RAW DATA:
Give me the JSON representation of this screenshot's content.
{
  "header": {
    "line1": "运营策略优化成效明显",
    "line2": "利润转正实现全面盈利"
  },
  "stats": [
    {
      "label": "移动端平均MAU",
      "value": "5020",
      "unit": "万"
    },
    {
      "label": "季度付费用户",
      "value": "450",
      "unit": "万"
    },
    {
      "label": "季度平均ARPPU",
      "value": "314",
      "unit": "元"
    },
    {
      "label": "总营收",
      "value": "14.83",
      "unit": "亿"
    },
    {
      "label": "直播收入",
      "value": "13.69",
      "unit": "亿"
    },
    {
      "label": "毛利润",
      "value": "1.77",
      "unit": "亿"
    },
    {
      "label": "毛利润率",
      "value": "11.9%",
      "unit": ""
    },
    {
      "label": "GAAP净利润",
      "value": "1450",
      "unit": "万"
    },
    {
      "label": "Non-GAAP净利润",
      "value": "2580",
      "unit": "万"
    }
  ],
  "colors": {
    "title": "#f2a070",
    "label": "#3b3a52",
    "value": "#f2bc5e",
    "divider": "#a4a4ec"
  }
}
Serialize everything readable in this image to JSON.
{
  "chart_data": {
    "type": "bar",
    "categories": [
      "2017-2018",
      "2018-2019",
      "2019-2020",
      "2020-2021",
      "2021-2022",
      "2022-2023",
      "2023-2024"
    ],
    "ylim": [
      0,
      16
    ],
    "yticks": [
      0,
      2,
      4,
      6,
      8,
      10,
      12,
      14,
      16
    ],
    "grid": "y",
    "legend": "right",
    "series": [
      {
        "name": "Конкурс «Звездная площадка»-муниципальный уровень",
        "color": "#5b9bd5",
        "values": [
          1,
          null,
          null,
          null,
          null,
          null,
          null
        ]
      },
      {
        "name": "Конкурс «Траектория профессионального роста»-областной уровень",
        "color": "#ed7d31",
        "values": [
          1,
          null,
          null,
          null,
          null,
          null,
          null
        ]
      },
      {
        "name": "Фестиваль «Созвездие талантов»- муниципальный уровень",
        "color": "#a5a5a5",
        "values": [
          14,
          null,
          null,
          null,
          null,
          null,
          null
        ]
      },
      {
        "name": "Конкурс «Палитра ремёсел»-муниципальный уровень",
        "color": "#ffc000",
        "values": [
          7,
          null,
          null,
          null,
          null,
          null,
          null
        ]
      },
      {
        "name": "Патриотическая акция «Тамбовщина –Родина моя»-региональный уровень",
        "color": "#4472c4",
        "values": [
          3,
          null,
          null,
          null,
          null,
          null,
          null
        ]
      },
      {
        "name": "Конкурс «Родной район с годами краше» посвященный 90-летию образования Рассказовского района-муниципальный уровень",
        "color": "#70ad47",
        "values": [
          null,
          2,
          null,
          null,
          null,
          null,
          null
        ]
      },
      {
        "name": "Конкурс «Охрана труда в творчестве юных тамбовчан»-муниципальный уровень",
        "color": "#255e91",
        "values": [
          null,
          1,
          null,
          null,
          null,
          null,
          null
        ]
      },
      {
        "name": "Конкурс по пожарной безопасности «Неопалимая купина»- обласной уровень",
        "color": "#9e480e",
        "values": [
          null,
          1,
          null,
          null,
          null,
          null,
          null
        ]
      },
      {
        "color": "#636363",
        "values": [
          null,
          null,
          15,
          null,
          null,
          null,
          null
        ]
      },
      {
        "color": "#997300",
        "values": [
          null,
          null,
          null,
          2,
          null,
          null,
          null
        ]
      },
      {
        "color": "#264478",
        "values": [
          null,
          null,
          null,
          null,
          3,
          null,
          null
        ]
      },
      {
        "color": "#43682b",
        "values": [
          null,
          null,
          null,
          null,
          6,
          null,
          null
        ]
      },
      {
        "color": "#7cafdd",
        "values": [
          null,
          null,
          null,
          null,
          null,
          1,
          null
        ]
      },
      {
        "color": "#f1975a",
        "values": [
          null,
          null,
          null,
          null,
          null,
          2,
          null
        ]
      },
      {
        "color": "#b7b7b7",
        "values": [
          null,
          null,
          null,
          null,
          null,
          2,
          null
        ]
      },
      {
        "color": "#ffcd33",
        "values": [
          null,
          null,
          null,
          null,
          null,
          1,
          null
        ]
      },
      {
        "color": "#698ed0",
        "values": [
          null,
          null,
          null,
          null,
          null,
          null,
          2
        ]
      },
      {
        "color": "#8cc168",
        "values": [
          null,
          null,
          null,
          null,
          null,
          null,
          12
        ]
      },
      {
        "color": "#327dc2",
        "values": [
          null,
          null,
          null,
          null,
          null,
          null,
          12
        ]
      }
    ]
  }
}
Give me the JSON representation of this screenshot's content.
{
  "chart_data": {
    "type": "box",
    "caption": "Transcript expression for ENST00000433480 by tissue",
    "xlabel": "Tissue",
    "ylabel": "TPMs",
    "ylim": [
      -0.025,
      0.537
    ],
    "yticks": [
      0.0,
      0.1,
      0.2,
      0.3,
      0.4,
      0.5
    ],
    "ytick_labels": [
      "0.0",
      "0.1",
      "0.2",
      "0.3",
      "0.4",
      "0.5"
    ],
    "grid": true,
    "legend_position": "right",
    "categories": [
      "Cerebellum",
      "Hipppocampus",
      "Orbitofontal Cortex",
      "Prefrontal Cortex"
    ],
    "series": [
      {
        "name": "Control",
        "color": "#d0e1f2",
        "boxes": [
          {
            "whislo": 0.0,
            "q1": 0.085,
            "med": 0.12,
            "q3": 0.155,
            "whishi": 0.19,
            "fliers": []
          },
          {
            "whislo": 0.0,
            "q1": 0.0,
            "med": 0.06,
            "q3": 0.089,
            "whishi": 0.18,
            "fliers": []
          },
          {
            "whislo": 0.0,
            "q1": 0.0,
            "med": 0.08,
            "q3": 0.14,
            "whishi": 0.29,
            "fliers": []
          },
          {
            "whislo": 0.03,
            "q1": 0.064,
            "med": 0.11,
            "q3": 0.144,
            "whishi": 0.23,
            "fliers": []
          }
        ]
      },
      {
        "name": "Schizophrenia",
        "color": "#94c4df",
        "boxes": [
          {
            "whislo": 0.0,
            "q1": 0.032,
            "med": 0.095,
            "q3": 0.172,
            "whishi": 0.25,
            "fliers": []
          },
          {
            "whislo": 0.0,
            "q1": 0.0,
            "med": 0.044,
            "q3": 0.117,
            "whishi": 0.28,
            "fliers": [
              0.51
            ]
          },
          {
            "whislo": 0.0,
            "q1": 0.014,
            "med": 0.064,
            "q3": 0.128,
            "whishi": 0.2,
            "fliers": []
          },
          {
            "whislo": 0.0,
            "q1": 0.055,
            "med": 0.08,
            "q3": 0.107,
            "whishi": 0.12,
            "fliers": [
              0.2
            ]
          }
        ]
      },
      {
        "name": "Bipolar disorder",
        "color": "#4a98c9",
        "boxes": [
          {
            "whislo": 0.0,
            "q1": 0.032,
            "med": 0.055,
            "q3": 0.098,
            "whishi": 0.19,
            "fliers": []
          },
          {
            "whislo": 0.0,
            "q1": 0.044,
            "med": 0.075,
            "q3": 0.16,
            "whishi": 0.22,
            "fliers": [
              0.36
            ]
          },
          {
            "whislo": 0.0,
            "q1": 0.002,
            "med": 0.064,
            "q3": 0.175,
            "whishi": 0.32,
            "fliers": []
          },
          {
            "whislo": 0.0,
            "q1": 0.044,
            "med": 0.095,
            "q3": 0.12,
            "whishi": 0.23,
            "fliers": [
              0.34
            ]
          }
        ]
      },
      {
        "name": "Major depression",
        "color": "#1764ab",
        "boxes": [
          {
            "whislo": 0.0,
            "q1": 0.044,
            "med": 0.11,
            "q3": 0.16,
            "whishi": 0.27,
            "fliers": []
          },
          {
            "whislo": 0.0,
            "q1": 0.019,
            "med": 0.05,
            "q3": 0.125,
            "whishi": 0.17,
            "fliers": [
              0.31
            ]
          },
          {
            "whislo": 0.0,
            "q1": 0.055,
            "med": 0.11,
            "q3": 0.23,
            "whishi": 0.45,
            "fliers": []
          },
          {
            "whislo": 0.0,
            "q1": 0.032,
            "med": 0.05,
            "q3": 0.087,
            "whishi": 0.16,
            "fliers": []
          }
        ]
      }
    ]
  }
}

WHAT YOU SHOULD DO: In the listing, how many lines hold "муниципальный"? Answer with a bare number.

SOLUTION FOR THIS TASK: 5